Write out the records that appear below, verbatim and complete, but without pictures.

-------- Supplied entries --------

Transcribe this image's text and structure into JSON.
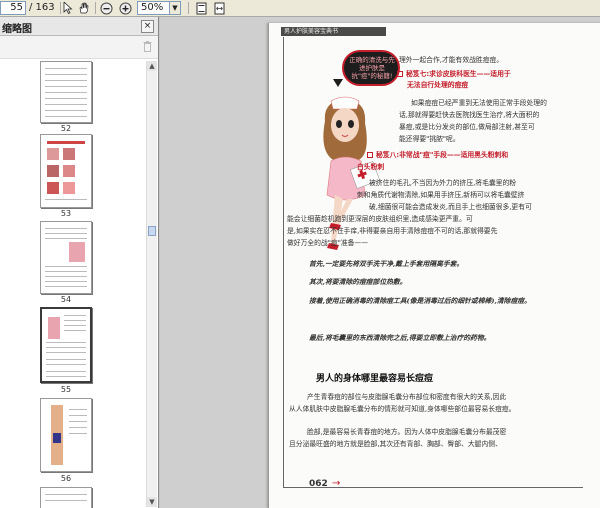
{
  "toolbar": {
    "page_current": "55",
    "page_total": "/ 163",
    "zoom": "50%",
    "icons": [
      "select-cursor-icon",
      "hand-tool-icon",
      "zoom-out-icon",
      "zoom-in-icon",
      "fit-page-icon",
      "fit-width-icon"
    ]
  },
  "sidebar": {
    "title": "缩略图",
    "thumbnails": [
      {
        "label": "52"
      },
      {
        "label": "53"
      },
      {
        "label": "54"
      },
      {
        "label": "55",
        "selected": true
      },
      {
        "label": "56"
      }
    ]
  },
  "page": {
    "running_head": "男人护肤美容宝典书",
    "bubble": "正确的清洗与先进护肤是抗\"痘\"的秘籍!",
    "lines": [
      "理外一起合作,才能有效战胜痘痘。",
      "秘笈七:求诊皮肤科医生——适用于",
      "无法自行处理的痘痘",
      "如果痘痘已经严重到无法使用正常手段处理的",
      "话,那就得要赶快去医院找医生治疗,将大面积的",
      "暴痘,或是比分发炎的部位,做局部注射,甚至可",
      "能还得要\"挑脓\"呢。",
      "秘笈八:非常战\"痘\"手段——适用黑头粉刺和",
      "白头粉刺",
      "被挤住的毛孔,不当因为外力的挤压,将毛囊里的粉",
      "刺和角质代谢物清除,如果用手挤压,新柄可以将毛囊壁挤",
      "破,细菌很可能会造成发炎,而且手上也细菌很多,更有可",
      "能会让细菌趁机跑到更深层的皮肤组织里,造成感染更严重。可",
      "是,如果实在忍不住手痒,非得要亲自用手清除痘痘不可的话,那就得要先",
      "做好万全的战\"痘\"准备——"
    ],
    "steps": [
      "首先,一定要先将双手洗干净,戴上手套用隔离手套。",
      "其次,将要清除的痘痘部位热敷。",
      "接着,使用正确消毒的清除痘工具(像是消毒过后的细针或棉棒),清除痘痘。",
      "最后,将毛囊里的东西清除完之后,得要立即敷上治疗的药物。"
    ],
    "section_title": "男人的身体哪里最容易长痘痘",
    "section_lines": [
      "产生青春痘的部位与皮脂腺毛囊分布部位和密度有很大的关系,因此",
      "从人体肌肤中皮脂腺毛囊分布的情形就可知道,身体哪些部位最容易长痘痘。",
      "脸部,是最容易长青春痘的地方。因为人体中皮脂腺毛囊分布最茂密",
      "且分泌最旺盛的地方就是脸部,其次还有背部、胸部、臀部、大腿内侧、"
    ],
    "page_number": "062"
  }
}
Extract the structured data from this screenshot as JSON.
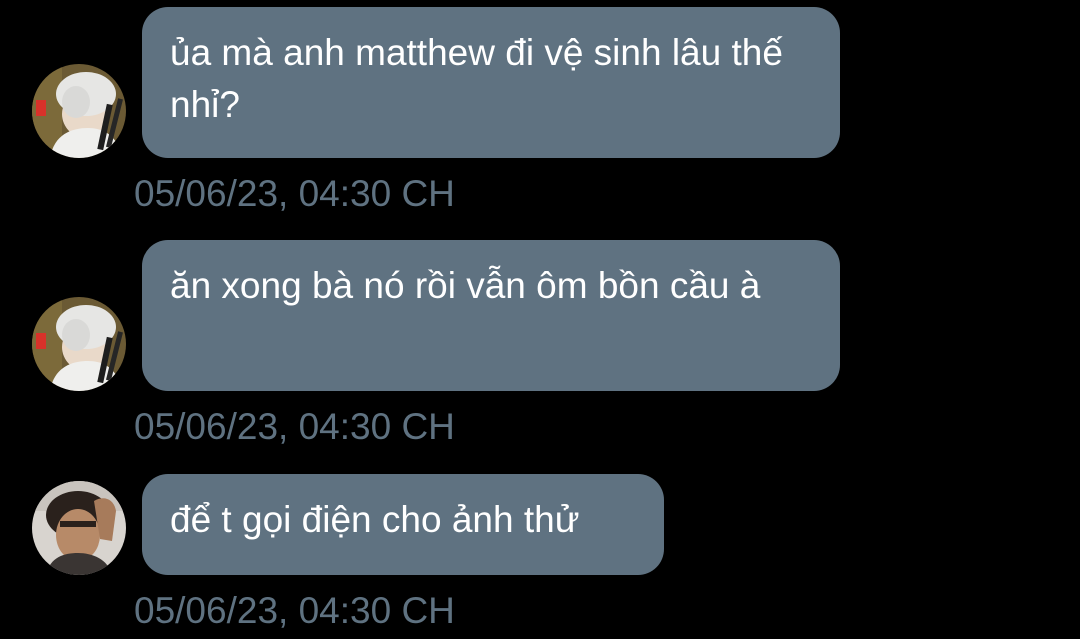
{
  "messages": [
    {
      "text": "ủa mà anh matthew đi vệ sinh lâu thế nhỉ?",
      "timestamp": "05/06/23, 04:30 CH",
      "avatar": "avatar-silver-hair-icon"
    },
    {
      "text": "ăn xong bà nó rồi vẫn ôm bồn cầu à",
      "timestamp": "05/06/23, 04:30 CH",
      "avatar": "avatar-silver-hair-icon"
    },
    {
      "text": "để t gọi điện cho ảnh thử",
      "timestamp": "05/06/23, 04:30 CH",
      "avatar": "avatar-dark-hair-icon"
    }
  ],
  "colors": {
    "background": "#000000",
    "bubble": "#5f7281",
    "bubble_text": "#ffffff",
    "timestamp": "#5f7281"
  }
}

--------

**Solution to the exercise**
Transcribe this image's text and structure into JSON.
{
  "toolbar": {
    "page_current": "55",
    "page_total": "/ 163",
    "zoom": "50%",
    "icons": [
      "select-cursor-icon",
      "hand-tool-icon",
      "zoom-out-icon",
      "zoom-in-icon",
      "fit-page-icon",
      "fit-width-icon"
    ]
  },
  "sidebar": {
    "title": "缩略图",
    "thumbnails": [
      {
        "label": "52"
      },
      {
        "label": "53"
      },
      {
        "label": "54"
      },
      {
        "label": "55",
        "selected": true
      },
      {
        "label": "56"
      }
    ]
  },
  "page": {
    "running_head": "男人护肤美容宝典书",
    "bubble": "正确的清洗与先进护肤是抗\"痘\"的秘籍!",
    "lines": [
      "理外一起合作,才能有效战胜痘痘。",
      "秘笈七:求诊皮肤科医生——适用于",
      "无法自行处理的痘痘",
      "如果痘痘已经严重到无法使用正常手段处理的",
      "话,那就得要赶快去医院找医生治疗,将大面积的",
      "暴痘,或是比分发炎的部位,做局部注射,甚至可",
      "能还得要\"挑脓\"呢。",
      "秘笈八:非常战\"痘\"手段——适用黑头粉刺和",
      "白头粉刺",
      "被挤住的毛孔,不当因为外力的挤压,将毛囊里的粉",
      "刺和角质代谢物清除,如果用手挤压,新柄可以将毛囊壁挤",
      "破,细菌很可能会造成发炎,而且手上也细菌很多,更有可",
      "能会让细菌趁机跑到更深层的皮肤组织里,造成感染更严重。可",
      "是,如果实在忍不住手痒,非得要亲自用手清除痘痘不可的话,那就得要先",
      "做好万全的战\"痘\"准备——"
    ],
    "steps": [
      "首先,一定要先将双手洗干净,戴上手套用隔离手套。",
      "其次,将要清除的痘痘部位热敷。",
      "接着,使用正确消毒的清除痘工具(像是消毒过后的细针或棉棒),清除痘痘。",
      "最后,将毛囊里的东西清除完之后,得要立即敷上治疗的药物。"
    ],
    "section_title": "男人的身体哪里最容易长痘痘",
    "section_lines": [
      "产生青春痘的部位与皮脂腺毛囊分布部位和密度有很大的关系,因此",
      "从人体肌肤中皮脂腺毛囊分布的情形就可知道,身体哪些部位最容易长痘痘。",
      "脸部,是最容易长青春痘的地方。因为人体中皮脂腺毛囊分布最茂密",
      "且分泌最旺盛的地方就是脸部,其次还有背部、胸部、臀部、大腿内侧、"
    ],
    "page_number": "062"
  }
}
Extract the structured data from this screenshot as JSON.
{
  "messages": [
    {
      "text": "ủa mà anh matthew đi vệ sinh lâu thế nhỉ?",
      "timestamp": "05/06/23, 04:30 CH",
      "avatar": "avatar-silver-hair-icon"
    },
    {
      "text": "ăn xong bà nó rồi vẫn ôm bồn cầu à",
      "timestamp": "05/06/23, 04:30 CH",
      "avatar": "avatar-silver-hair-icon"
    },
    {
      "text": "để t gọi điện cho ảnh thử",
      "timestamp": "05/06/23, 04:30 CH",
      "avatar": "avatar-dark-hair-icon"
    }
  ],
  "colors": {
    "background": "#000000",
    "bubble": "#5f7281",
    "bubble_text": "#ffffff",
    "timestamp": "#5f7281"
  }
}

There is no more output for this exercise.